**GIVEN DATA**
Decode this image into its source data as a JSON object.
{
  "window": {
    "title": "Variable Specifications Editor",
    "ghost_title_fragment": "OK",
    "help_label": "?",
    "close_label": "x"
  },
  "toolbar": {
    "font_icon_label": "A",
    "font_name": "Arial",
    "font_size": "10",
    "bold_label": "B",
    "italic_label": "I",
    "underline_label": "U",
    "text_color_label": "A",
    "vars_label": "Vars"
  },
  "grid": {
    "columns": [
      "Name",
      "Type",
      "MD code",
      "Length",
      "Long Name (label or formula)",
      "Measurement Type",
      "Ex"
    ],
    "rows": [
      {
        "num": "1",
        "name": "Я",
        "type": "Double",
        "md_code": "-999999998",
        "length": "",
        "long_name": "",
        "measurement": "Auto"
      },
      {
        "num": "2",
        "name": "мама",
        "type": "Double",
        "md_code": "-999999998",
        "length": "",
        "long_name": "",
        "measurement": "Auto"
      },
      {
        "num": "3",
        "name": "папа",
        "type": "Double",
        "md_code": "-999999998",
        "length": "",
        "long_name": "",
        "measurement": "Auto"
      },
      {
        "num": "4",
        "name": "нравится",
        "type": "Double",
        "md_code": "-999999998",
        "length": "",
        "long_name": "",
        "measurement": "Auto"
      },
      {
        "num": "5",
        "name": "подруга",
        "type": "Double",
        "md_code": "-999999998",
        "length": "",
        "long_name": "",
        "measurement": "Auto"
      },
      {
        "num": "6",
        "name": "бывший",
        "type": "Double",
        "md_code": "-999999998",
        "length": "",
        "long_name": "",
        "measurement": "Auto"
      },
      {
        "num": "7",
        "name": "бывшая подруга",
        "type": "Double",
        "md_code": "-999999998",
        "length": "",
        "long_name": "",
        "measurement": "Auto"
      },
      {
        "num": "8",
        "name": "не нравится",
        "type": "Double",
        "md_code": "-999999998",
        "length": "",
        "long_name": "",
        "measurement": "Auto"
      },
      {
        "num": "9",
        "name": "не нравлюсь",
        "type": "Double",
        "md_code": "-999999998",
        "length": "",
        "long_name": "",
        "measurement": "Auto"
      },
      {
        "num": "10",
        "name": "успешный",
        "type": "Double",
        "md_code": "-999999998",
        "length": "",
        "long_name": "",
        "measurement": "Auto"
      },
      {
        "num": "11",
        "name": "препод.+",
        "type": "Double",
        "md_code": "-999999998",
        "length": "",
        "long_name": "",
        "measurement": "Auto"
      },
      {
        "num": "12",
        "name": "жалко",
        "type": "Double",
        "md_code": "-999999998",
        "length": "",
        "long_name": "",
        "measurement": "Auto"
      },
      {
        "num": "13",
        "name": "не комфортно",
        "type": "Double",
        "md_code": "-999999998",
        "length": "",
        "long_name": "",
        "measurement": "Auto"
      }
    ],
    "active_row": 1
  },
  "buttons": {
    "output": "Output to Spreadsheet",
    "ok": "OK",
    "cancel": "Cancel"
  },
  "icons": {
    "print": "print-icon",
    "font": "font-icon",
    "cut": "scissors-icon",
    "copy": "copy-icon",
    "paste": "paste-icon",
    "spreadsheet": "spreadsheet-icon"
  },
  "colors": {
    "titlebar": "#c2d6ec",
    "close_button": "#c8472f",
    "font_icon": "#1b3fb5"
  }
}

**WORK INSTRUCTIONS**
Recite the full listing above exactly.

**RESPONSE TO THE TASK**
Decode this image into its source data as a JSON object.
{
  "window": {
    "title": "Variable Specifications Editor",
    "ghost_title_fragment": "OK",
    "help_label": "?",
    "close_label": "x"
  },
  "toolbar": {
    "font_icon_label": "A",
    "font_name": "Arial",
    "font_size": "10",
    "bold_label": "B",
    "italic_label": "I",
    "underline_label": "U",
    "text_color_label": "A",
    "vars_label": "Vars"
  },
  "grid": {
    "columns": [
      "Name",
      "Type",
      "MD code",
      "Length",
      "Long Name (label or formula)",
      "Measurement Type",
      "Ex"
    ],
    "rows": [
      {
        "num": "1",
        "name": "Я",
        "type": "Double",
        "md_code": "-999999998",
        "length": "",
        "long_name": "",
        "measurement": "Auto"
      },
      {
        "num": "2",
        "name": "мама",
        "type": "Double",
        "md_code": "-999999998",
        "length": "",
        "long_name": "",
        "measurement": "Auto"
      },
      {
        "num": "3",
        "name": "папа",
        "type": "Double",
        "md_code": "-999999998",
        "length": "",
        "long_name": "",
        "measurement": "Auto"
      },
      {
        "num": "4",
        "name": "нравится",
        "type": "Double",
        "md_code": "-999999998",
        "length": "",
        "long_name": "",
        "measurement": "Auto"
      },
      {
        "num": "5",
        "name": "подруга",
        "type": "Double",
        "md_code": "-999999998",
        "length": "",
        "long_name": "",
        "measurement": "Auto"
      },
      {
        "num": "6",
        "name": "бывший",
        "type": "Double",
        "md_code": "-999999998",
        "length": "",
        "long_name": "",
        "measurement": "Auto"
      },
      {
        "num": "7",
        "name": "бывшая подруга",
        "type": "Double",
        "md_code": "-999999998",
        "length": "",
        "long_name": "",
        "measurement": "Auto"
      },
      {
        "num": "8",
        "name": "не нравится",
        "type": "Double",
        "md_code": "-999999998",
        "length": "",
        "long_name": "",
        "measurement": "Auto"
      },
      {
        "num": "9",
        "name": "не нравлюсь",
        "type": "Double",
        "md_code": "-999999998",
        "length": "",
        "long_name": "",
        "measurement": "Auto"
      },
      {
        "num": "10",
        "name": "успешный",
        "type": "Double",
        "md_code": "-999999998",
        "length": "",
        "long_name": "",
        "measurement": "Auto"
      },
      {
        "num": "11",
        "name": "препод.+",
        "type": "Double",
        "md_code": "-999999998",
        "length": "",
        "long_name": "",
        "measurement": "Auto"
      },
      {
        "num": "12",
        "name": "жалко",
        "type": "Double",
        "md_code": "-999999998",
        "length": "",
        "long_name": "",
        "measurement": "Auto"
      },
      {
        "num": "13",
        "name": "не комфортно",
        "type": "Double",
        "md_code": "-999999998",
        "length": "",
        "long_name": "",
        "measurement": "Auto"
      }
    ],
    "active_row": 1
  },
  "buttons": {
    "output": "Output to Spreadsheet",
    "ok": "OK",
    "cancel": "Cancel"
  },
  "icons": {
    "print": "print-icon",
    "font": "font-icon",
    "cut": "scissors-icon",
    "copy": "copy-icon",
    "paste": "paste-icon",
    "spreadsheet": "spreadsheet-icon"
  },
  "colors": {
    "titlebar": "#c2d6ec",
    "close_button": "#c8472f",
    "font_icon": "#1b3fb5"
  }
}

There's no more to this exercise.